## BEGIN DATA SUPPLIED
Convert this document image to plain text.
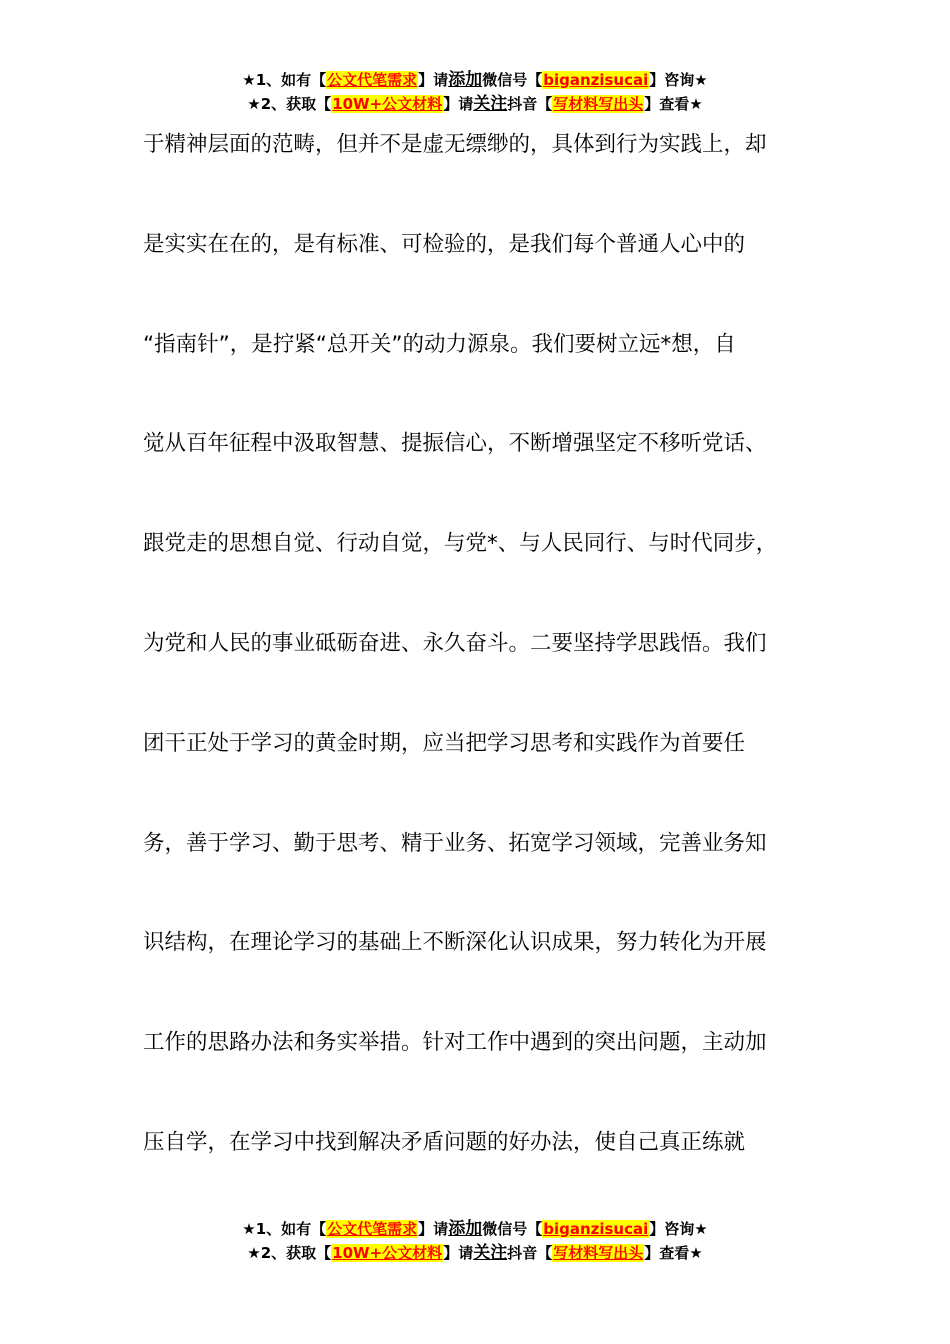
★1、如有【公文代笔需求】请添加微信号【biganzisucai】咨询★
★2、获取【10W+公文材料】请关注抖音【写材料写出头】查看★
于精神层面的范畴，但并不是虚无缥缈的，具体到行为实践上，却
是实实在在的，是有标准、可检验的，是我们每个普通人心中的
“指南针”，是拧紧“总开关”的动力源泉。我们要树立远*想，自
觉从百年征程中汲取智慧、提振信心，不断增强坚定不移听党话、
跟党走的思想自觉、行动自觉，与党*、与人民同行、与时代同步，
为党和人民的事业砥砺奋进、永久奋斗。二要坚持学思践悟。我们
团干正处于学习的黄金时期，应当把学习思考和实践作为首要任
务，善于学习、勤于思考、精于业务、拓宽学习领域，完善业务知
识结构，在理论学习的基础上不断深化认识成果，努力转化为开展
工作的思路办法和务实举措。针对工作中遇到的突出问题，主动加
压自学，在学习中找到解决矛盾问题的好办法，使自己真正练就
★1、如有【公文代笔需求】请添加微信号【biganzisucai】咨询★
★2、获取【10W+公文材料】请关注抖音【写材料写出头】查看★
## END DATA SUPPLIED
=== PROBLEM DESCRIPTION ===
Transcribe the full listing character for character. Pictures are excluded.

=== OUTPUT OF THE EXERCISE ===
Convert this document image to plain text.
★1、如有【公文代笔需求】请添加微信号【biganzisucai】咨询★
★2、获取【10W+公文材料】请关注抖音【写材料写出头】查看★
于精神层面的范畴，但并不是虚无缥缈的，具体到行为实践上，却
是实实在在的，是有标准、可检验的，是我们每个普通人心中的
“指南针”，是拧紧“总开关”的动力源泉。我们要树立远*想，自
觉从百年征程中汲取智慧、提振信心，不断增强坚定不移听党话、
跟党走的思想自觉、行动自觉，与党*、与人民同行、与时代同步，
为党和人民的事业砥砺奋进、永久奋斗。二要坚持学思践悟。我们
团干正处于学习的黄金时期，应当把学习思考和实践作为首要任
务，善于学习、勤于思考、精于业务、拓宽学习领域，完善业务知
识结构，在理论学习的基础上不断深化认识成果，努力转化为开展
工作的思路办法和务实举措。针对工作中遇到的突出问题，主动加
压自学，在学习中找到解决矛盾问题的好办法，使自己真正练就
★1、如有【公文代笔需求】请添加微信号【biganzisucai】咨询★
★2、获取【10W+公文材料】请关注抖音【写材料写出头】查看★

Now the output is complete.